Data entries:
* * *

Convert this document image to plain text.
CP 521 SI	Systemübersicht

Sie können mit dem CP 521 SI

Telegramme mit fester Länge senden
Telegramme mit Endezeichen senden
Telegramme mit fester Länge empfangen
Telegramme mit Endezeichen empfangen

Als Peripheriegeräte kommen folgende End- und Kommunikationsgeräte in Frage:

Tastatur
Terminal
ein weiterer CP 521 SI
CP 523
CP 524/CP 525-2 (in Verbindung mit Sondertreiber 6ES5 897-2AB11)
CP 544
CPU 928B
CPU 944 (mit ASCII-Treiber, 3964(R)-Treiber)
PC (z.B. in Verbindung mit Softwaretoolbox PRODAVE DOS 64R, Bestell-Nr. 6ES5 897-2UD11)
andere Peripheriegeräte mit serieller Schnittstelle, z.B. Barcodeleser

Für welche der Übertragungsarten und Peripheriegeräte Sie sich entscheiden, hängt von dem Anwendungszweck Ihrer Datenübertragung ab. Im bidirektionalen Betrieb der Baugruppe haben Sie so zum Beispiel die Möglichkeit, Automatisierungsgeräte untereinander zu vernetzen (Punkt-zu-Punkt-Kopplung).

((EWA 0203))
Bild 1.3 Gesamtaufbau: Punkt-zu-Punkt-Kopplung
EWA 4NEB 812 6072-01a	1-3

* * *

_REQUEST_
Using the data above, reproduce every line exactly.

_OUTPUT OF THE TASK_
Convert this document image to plain text.
CP 521 SI	Systemübersicht

Sie können mit dem CP 521 SI

Telegramme mit fester Länge senden
Telegramme mit Endezeichen senden
Telegramme mit fester Länge empfangen
Telegramme mit Endezeichen empfangen

Als Peripheriegeräte kommen folgende End- und Kommunikationsgeräte in Frage:

Tastatur
Terminal
ein weiterer CP 521 SI
CP 523
CP 524/CP 525-2 (in Verbindung mit Sondertreiber 6ES5 897-2AB11)
CP 544
CPU 928B
CPU 944 (mit ASCII-Treiber, 3964(R)-Treiber)
PC (z.B. in Verbindung mit Softwaretoolbox PRODAVE DOS 64R, Bestell-Nr. 6ES5 897-2UD11)
andere Peripheriegeräte mit serieller Schnittstelle, z.B. Barcodeleser

Für welche der Übertragungsarten und Peripheriegeräte Sie sich entscheiden, hängt von dem Anwendungszweck Ihrer Datenübertragung ab. Im bidirektionalen Betrieb der Baugruppe haben Sie so zum Beispiel die Möglichkeit, Automatisierungsgeräte untereinander zu vernetzen (Punkt-zu-Punkt-Kopplung).

((EWA 0203))
Bild 1.3 Gesamtaufbau: Punkt-zu-Punkt-Kopplung
EWA 4NEB 812 6072-01a	1-3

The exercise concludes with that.